WORK INSTRUCTIONS
Please copy the forum thread below about the Tren Ace/Test Prop cycle word for word, from "However my main" to "on it, share!!".

++++ TEXT PROVIDED

# Tren Ace/Test Prop Cycle



## ConnorM (Oct 31, 2012)

Hi guys, first post on the site looking for a bit of advice!

Firstly my stats:
- 21 Years old
- 6'1- 205-210lbs
- 10% BF

This will be my second cycle(planning to start sometime in Jan 2013), first cycle was test E/dbol with good results in terms of gains but I finished the cycle at about 13-14% BF(due to me eating 5000 calories or so of literally anything) and 230lbs with some water to drop still, so since then I've been cutting to get to about 10% currently, but I think I've lost some muscle in the process.

I am planning to the run the cycle like this:
Weeks 1-8 50mg Tren ace - ED
Weeks 1-8 75mg Test prop - ED
Weeks 6-8 500iu HCG - E3D
Weeks 8-10 1500iu HCG - E3D
Weeks 1-10 Armidex 0.5mg - ED

Clomid & Nolva for PCT, was also thinking of getting hold of some caber and keeping it on hand just incase. And I will most likely be running clen on and off for the duration of the cycle.Does all this look ok? Or would anyone change things and why!

However my main question is about my diet during the cycle. I'm looking to drop down to 7/8% bodyfat whilst hoping to gain 10lbs + lean muscle. I've had a look around at other posts regarding this but the views seem to vary. Would it be possible to gain and lose at the same time in a calorie deficit, or could you even drop fat in a surplus on this cycle? And are my goals unrealistic?I'm currently eating about 2000 calories, consisting of roughly 230g protein, 120g carb, 65g fat. But I was thinking of upping this slightly but still staying in a decifit, really not sure what to do though when it comes to nutrition & this cycle so if anyone has any experience on it, share!!

Thanks for any help!


----------



## h3o (Oct 31, 2012)

What does your workout look like and you know the risk of starting aas while this young right?  Your cycle looks good, imho when i get on any aas other then just test prop(which im on now) i try and eat around maintenance calories or slightly higher and work my ass off at the gym more.


----------



## ConnorM (Oct 31, 2012)

Currently training on a 5 day split, usually chest/biceps - legs - triceps - shoulders - back(sometimes biceps again its kind of a lacking point for me). At the moment I do CV 3 times a week after any of those days, usually 15-20 mins incline walking. I've seen on a few posts people saying they were in a deficit and still gained on this particular cycle, wondered if anyone can confirm this maybe.


----------

++++++++
++++ EXTRACTED RECORDS

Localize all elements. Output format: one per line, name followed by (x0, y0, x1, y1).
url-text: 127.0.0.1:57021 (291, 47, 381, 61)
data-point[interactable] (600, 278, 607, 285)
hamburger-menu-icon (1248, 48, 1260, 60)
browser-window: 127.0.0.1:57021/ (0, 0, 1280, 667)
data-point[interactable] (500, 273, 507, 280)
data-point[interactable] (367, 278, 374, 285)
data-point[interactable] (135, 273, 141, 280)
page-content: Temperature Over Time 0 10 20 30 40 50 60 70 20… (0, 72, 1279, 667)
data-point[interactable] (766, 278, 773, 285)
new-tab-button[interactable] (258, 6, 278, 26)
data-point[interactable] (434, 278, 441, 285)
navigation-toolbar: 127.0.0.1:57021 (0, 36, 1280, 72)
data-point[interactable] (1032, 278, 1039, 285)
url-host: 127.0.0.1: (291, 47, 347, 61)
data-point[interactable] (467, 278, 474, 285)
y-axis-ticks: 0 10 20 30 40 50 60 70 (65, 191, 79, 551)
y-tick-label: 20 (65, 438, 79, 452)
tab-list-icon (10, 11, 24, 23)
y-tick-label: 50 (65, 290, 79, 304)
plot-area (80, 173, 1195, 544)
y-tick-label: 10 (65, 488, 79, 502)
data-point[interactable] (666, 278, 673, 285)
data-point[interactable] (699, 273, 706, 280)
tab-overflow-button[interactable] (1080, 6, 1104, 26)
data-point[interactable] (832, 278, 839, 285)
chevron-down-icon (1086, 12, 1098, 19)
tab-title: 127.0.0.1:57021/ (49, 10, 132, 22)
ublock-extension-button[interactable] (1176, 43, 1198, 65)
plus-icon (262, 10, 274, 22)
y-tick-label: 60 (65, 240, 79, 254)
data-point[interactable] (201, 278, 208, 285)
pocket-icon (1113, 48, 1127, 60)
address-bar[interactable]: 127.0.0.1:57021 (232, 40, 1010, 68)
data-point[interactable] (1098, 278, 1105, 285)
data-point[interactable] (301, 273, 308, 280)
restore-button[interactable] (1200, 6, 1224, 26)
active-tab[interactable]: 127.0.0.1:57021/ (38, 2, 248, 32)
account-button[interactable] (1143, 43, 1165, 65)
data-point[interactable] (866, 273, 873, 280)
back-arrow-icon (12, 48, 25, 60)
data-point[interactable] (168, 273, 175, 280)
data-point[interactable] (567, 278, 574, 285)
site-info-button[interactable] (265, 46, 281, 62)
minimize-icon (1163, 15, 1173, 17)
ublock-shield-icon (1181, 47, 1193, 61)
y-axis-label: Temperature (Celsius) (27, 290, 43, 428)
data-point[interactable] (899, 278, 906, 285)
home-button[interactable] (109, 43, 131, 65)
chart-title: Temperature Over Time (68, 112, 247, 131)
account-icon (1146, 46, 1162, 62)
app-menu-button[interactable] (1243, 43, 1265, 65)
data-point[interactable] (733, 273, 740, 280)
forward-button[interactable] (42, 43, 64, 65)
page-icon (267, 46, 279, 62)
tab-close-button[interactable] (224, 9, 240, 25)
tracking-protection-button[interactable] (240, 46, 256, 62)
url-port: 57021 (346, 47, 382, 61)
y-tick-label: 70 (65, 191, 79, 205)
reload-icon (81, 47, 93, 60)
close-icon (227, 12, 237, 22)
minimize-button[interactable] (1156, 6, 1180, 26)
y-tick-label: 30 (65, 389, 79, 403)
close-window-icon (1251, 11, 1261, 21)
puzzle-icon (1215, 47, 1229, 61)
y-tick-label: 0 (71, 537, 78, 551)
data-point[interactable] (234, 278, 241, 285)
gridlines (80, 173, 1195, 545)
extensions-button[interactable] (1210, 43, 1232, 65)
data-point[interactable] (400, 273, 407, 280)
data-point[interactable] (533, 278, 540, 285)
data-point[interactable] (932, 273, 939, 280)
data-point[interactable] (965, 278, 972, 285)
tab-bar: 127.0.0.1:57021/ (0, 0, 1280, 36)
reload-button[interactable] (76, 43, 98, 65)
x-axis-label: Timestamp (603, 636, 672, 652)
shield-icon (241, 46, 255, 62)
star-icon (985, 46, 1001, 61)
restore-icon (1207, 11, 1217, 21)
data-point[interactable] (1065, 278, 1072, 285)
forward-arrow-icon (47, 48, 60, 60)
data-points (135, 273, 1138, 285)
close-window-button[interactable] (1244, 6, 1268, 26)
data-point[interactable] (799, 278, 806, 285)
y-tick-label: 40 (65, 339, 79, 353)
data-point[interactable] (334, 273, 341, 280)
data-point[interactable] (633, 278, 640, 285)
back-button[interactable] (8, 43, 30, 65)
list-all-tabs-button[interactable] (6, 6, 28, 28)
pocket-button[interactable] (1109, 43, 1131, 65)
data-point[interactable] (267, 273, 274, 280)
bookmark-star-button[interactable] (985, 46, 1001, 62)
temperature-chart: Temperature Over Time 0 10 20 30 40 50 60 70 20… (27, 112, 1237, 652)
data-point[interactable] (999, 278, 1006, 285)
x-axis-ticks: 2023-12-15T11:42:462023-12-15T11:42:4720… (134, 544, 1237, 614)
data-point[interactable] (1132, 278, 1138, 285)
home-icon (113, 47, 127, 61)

++++++++

SOLUTION TO THIS PROBLEM
However my main question is about my diet during the cycle. I'm looking to drop down to 7/8% bodyfat whilst hoping to gain 10lbs + lean muscle. I've had a look around at other posts regarding this but the views seem to vary. Would it be possible to gain and lose at the same time in a calorie deficit, or could you even drop fat in a surplus on this cycle? And are my goals unrealistic?I'm currently eating about 2000 calories, consisting of roughly 230g protein, 120g carb, 65g fat. But I was thinking of upping this slightly but still staying in a decifit, really not sure what to do though when it comes to nutrition & this cycle so if anyone has any experience on it, share!!